GOAL OF THE EXERCISE: Every record must be written out once more, with nothing added or omitted.

STORED DATA:

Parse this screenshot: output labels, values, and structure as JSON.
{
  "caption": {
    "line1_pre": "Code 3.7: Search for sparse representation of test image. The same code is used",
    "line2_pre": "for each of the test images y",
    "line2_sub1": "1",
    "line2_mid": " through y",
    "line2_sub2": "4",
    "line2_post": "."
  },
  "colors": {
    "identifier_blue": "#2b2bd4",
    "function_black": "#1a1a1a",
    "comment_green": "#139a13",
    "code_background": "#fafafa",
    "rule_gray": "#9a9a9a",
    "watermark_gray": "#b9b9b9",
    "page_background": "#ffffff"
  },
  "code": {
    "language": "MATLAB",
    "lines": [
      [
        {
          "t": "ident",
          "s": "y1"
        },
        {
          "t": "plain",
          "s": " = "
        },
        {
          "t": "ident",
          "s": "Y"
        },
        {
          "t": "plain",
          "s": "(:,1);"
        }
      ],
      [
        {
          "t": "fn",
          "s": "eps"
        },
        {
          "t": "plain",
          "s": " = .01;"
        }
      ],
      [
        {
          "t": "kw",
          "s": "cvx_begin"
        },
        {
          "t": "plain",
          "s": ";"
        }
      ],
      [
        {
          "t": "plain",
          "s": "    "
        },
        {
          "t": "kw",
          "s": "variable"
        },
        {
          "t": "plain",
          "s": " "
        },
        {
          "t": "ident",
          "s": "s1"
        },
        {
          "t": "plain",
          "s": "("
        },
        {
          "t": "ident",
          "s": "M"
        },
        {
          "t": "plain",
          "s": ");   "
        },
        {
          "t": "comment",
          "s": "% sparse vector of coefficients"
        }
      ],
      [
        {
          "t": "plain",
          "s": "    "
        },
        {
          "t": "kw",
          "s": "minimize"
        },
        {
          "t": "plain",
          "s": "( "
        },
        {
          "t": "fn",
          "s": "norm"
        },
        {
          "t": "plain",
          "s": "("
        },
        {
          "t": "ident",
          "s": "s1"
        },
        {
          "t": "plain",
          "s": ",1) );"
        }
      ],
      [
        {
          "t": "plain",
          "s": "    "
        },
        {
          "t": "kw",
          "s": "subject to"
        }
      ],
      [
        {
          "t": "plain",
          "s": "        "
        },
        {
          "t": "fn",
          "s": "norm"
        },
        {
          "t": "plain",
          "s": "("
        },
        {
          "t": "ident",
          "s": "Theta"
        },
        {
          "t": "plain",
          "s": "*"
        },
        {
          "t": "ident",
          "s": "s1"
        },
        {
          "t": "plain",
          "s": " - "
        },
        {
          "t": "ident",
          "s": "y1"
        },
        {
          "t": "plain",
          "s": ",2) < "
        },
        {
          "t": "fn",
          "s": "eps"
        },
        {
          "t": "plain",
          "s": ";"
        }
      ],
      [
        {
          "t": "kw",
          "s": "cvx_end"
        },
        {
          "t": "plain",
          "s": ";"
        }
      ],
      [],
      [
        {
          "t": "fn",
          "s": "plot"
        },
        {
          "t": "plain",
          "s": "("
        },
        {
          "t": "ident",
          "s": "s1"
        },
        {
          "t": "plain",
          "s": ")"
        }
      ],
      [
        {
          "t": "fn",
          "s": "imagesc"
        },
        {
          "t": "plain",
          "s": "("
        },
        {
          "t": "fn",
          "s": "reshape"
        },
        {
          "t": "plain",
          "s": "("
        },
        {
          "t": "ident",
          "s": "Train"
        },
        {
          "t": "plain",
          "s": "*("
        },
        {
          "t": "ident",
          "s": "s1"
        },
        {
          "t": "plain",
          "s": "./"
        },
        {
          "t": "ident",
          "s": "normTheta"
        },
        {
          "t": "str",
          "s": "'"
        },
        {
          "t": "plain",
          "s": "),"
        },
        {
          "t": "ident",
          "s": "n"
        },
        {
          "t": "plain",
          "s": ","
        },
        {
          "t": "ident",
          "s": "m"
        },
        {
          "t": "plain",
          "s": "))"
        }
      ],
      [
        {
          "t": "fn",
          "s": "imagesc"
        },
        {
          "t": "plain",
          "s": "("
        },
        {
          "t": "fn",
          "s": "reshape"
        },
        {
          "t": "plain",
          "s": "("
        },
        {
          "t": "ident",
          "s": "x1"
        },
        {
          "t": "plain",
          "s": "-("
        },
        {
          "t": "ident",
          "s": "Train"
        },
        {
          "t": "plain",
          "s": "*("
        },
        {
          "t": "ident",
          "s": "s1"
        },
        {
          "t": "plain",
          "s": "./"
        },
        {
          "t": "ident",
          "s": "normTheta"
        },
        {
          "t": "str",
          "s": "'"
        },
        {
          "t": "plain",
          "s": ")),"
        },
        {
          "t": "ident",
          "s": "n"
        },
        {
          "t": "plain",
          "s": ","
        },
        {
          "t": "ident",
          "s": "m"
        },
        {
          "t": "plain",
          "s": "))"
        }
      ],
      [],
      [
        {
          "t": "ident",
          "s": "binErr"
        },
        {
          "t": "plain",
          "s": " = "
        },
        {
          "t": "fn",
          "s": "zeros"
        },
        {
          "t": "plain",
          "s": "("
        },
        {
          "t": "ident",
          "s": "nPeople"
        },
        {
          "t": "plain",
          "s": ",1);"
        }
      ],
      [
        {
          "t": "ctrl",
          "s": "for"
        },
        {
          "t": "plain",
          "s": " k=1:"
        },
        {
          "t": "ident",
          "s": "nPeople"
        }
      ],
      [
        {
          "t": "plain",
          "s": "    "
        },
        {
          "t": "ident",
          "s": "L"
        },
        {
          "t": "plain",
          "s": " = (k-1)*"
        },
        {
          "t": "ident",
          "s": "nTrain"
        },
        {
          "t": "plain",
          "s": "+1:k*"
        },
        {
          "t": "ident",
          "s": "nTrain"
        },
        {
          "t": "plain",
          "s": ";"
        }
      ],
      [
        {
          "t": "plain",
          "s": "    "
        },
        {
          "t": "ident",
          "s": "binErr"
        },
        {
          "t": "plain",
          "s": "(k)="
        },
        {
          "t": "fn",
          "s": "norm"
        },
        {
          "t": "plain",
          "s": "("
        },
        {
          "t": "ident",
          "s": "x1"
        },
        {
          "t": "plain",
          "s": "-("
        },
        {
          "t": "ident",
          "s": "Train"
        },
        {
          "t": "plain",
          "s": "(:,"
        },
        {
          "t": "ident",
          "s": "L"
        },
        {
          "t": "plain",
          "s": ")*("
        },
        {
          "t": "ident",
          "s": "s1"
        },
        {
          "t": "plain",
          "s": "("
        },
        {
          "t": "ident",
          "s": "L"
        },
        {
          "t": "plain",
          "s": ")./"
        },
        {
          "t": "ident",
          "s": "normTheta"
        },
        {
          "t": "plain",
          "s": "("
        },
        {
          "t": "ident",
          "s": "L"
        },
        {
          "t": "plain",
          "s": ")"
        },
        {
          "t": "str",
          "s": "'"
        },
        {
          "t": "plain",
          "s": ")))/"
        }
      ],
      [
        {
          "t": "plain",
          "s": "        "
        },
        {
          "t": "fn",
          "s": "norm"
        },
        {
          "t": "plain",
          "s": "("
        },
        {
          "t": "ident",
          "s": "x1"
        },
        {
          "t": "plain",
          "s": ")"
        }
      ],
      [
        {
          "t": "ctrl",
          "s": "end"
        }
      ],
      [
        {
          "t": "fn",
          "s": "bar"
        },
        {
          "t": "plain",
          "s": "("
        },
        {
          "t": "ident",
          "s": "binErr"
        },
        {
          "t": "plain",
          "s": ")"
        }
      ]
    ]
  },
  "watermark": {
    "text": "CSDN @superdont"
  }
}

THE REPLY:
Parse this screenshot: output labels, values, and structure as JSON.
{
  "caption": {
    "line1_pre": "Code 3.7: Search for sparse representation of test image. The same code is used",
    "line2_pre": "for each of the test images y",
    "line2_sub1": "1",
    "line2_mid": " through y",
    "line2_sub2": "4",
    "line2_post": "."
  },
  "colors": {
    "identifier_blue": "#2b2bd4",
    "function_black": "#1a1a1a",
    "comment_green": "#139a13",
    "code_background": "#fafafa",
    "rule_gray": "#9a9a9a",
    "watermark_gray": "#b9b9b9",
    "page_background": "#ffffff"
  },
  "code": {
    "language": "MATLAB",
    "lines": [
      [
        {
          "t": "ident",
          "s": "y1"
        },
        {
          "t": "plain",
          "s": " = "
        },
        {
          "t": "ident",
          "s": "Y"
        },
        {
          "t": "plain",
          "s": "(:,1);"
        }
      ],
      [
        {
          "t": "fn",
          "s": "eps"
        },
        {
          "t": "plain",
          "s": " = .01;"
        }
      ],
      [
        {
          "t": "kw",
          "s": "cvx_begin"
        },
        {
          "t": "plain",
          "s": ";"
        }
      ],
      [
        {
          "t": "plain",
          "s": "    "
        },
        {
          "t": "kw",
          "s": "variable"
        },
        {
          "t": "plain",
          "s": " "
        },
        {
          "t": "ident",
          "s": "s1"
        },
        {
          "t": "plain",
          "s": "("
        },
        {
          "t": "ident",
          "s": "M"
        },
        {
          "t": "plain",
          "s": ");   "
        },
        {
          "t": "comment",
          "s": "% sparse vector of coefficients"
        }
      ],
      [
        {
          "t": "plain",
          "s": "    "
        },
        {
          "t": "kw",
          "s": "minimize"
        },
        {
          "t": "plain",
          "s": "( "
        },
        {
          "t": "fn",
          "s": "norm"
        },
        {
          "t": "plain",
          "s": "("
        },
        {
          "t": "ident",
          "s": "s1"
        },
        {
          "t": "plain",
          "s": ",1) );"
        }
      ],
      [
        {
          "t": "plain",
          "s": "    "
        },
        {
          "t": "kw",
          "s": "subject to"
        }
      ],
      [
        {
          "t": "plain",
          "s": "        "
        },
        {
          "t": "fn",
          "s": "norm"
        },
        {
          "t": "plain",
          "s": "("
        },
        {
          "t": "ident",
          "s": "Theta"
        },
        {
          "t": "plain",
          "s": "*"
        },
        {
          "t": "ident",
          "s": "s1"
        },
        {
          "t": "plain",
          "s": " - "
        },
        {
          "t": "ident",
          "s": "y1"
        },
        {
          "t": "plain",
          "s": ",2) < "
        },
        {
          "t": "fn",
          "s": "eps"
        },
        {
          "t": "plain",
          "s": ";"
        }
      ],
      [
        {
          "t": "kw",
          "s": "cvx_end"
        },
        {
          "t": "plain",
          "s": ";"
        }
      ],
      [],
      [
        {
          "t": "fn",
          "s": "plot"
        },
        {
          "t": "plain",
          "s": "("
        },
        {
          "t": "ident",
          "s": "s1"
        },
        {
          "t": "plain",
          "s": ")"
        }
      ],
      [
        {
          "t": "fn",
          "s": "imagesc"
        },
        {
          "t": "plain",
          "s": "("
        },
        {
          "t": "fn",
          "s": "reshape"
        },
        {
          "t": "plain",
          "s": "("
        },
        {
          "t": "ident",
          "s": "Train"
        },
        {
          "t": "plain",
          "s": "*("
        },
        {
          "t": "ident",
          "s": "s1"
        },
        {
          "t": "plain",
          "s": "./"
        },
        {
          "t": "ident",
          "s": "normTheta"
        },
        {
          "t": "str",
          "s": "'"
        },
        {
          "t": "plain",
          "s": "),"
        },
        {
          "t": "ident",
          "s": "n"
        },
        {
          "t": "plain",
          "s": ","
        },
        {
          "t": "ident",
          "s": "m"
        },
        {
          "t": "plain",
          "s": "))"
        }
      ],
      [
        {
          "t": "fn",
          "s": "imagesc"
        },
        {
          "t": "plain",
          "s": "("
        },
        {
          "t": "fn",
          "s": "reshape"
        },
        {
          "t": "plain",
          "s": "("
        },
        {
          "t": "ident",
          "s": "x1"
        },
        {
          "t": "plain",
          "s": "-("
        },
        {
          "t": "ident",
          "s": "Train"
        },
        {
          "t": "plain",
          "s": "*("
        },
        {
          "t": "ident",
          "s": "s1"
        },
        {
          "t": "plain",
          "s": "./"
        },
        {
          "t": "ident",
          "s": "normTheta"
        },
        {
          "t": "str",
          "s": "'"
        },
        {
          "t": "plain",
          "s": ")),"
        },
        {
          "t": "ident",
          "s": "n"
        },
        {
          "t": "plain",
          "s": ","
        },
        {
          "t": "ident",
          "s": "m"
        },
        {
          "t": "plain",
          "s": "))"
        }
      ],
      [],
      [
        {
          "t": "ident",
          "s": "binErr"
        },
        {
          "t": "plain",
          "s": " = "
        },
        {
          "t": "fn",
          "s": "zeros"
        },
        {
          "t": "plain",
          "s": "("
        },
        {
          "t": "ident",
          "s": "nPeople"
        },
        {
          "t": "plain",
          "s": ",1);"
        }
      ],
      [
        {
          "t": "ctrl",
          "s": "for"
        },
        {
          "t": "plain",
          "s": " k=1:"
        },
        {
          "t": "ident",
          "s": "nPeople"
        }
      ],
      [
        {
          "t": "plain",
          "s": "    "
        },
        {
          "t": "ident",
          "s": "L"
        },
        {
          "t": "plain",
          "s": " = (k-1)*"
        },
        {
          "t": "ident",
          "s": "nTrain"
        },
        {
          "t": "plain",
          "s": "+1:k*"
        },
        {
          "t": "ident",
          "s": "nTrain"
        },
        {
          "t": "plain",
          "s": ";"
        }
      ],
      [
        {
          "t": "plain",
          "s": "    "
        },
        {
          "t": "ident",
          "s": "binErr"
        },
        {
          "t": "plain",
          "s": "(k)="
        },
        {
          "t": "fn",
          "s": "norm"
        },
        {
          "t": "plain",
          "s": "("
        },
        {
          "t": "ident",
          "s": "x1"
        },
        {
          "t": "plain",
          "s": "-("
        },
        {
          "t": "ident",
          "s": "Train"
        },
        {
          "t": "plain",
          "s": "(:,"
        },
        {
          "t": "ident",
          "s": "L"
        },
        {
          "t": "plain",
          "s": ")*("
        },
        {
          "t": "ident",
          "s": "s1"
        },
        {
          "t": "plain",
          "s": "("
        },
        {
          "t": "ident",
          "s": "L"
        },
        {
          "t": "plain",
          "s": ")./"
        },
        {
          "t": "ident",
          "s": "normTheta"
        },
        {
          "t": "plain",
          "s": "("
        },
        {
          "t": "ident",
          "s": "L"
        },
        {
          "t": "plain",
          "s": ")"
        },
        {
          "t": "str",
          "s": "'"
        },
        {
          "t": "plain",
          "s": ")))/"
        }
      ],
      [
        {
          "t": "plain",
          "s": "        "
        },
        {
          "t": "fn",
          "s": "norm"
        },
        {
          "t": "plain",
          "s": "("
        },
        {
          "t": "ident",
          "s": "x1"
        },
        {
          "t": "plain",
          "s": ")"
        }
      ],
      [
        {
          "t": "ctrl",
          "s": "end"
        }
      ],
      [
        {
          "t": "fn",
          "s": "bar"
        },
        {
          "t": "plain",
          "s": "("
        },
        {
          "t": "ident",
          "s": "binErr"
        },
        {
          "t": "plain",
          "s": ")"
        }
      ]
    ]
  },
  "watermark": {
    "text": "CSDN @superdont"
  }
}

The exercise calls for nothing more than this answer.